• Exercise prompt:
Search the entries for the word "JSON" and pull out each line that has it.

• Extracted material:
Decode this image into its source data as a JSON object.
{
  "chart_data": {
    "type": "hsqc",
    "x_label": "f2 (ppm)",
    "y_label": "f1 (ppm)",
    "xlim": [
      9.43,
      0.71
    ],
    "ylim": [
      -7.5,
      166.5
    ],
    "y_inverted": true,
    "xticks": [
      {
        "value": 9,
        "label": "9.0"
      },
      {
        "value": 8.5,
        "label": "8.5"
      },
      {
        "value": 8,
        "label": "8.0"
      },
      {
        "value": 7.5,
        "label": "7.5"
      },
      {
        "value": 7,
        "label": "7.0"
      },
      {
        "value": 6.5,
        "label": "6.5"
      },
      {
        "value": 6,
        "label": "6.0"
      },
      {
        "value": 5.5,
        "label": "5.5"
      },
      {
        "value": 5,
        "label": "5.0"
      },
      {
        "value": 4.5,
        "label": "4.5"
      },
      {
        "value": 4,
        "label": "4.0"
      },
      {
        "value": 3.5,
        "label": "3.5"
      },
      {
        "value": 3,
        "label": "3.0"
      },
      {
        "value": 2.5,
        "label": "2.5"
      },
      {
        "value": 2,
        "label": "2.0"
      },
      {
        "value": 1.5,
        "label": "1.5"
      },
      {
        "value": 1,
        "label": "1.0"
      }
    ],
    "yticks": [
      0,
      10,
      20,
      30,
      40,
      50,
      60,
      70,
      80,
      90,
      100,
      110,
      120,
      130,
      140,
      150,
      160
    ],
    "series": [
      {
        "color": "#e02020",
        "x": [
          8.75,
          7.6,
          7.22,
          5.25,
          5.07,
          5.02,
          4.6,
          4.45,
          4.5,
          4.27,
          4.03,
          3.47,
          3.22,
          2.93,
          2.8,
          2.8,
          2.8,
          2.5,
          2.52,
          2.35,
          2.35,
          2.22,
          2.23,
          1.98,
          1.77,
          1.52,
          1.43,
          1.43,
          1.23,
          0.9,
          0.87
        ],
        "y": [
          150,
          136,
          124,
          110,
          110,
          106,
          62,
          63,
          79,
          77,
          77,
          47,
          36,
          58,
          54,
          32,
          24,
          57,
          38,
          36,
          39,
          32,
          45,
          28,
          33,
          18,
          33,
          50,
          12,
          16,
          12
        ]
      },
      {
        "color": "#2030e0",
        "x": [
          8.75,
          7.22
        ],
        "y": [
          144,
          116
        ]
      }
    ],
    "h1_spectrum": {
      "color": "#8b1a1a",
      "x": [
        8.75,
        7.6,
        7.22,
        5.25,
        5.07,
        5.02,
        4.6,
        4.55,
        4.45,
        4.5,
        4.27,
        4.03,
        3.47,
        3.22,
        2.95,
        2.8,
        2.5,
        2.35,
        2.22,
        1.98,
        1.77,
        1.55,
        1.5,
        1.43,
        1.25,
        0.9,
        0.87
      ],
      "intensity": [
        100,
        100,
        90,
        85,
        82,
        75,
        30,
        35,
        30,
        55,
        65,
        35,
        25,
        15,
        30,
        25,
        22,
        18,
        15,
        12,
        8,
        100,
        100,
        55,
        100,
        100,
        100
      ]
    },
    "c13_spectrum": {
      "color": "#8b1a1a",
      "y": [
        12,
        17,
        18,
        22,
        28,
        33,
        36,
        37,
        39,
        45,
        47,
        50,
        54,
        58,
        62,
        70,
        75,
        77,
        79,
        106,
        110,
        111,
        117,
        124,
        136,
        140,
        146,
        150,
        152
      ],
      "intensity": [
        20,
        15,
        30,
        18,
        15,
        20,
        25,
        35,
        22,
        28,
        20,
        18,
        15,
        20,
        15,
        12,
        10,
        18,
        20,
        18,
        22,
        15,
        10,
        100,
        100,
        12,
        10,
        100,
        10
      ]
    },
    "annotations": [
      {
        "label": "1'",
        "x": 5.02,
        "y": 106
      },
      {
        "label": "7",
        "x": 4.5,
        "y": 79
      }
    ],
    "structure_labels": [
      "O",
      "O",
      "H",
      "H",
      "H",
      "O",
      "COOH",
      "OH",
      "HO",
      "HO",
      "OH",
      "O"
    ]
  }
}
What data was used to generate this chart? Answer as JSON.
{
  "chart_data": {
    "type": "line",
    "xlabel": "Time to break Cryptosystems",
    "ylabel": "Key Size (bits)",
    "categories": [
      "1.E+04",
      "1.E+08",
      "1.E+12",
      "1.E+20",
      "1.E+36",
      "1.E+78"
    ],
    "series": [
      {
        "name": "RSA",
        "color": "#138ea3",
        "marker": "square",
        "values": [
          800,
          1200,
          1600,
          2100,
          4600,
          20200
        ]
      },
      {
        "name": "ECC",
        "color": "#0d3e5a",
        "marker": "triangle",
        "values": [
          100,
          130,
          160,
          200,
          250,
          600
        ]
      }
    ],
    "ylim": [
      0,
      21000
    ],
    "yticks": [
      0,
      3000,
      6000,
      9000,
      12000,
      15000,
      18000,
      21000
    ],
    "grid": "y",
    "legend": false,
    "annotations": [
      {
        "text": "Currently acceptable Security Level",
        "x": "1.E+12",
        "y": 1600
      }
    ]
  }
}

• Worked answer:
Decode this image into its source data as a JSON object.
What data was used to generate this chart? Answer as JSON.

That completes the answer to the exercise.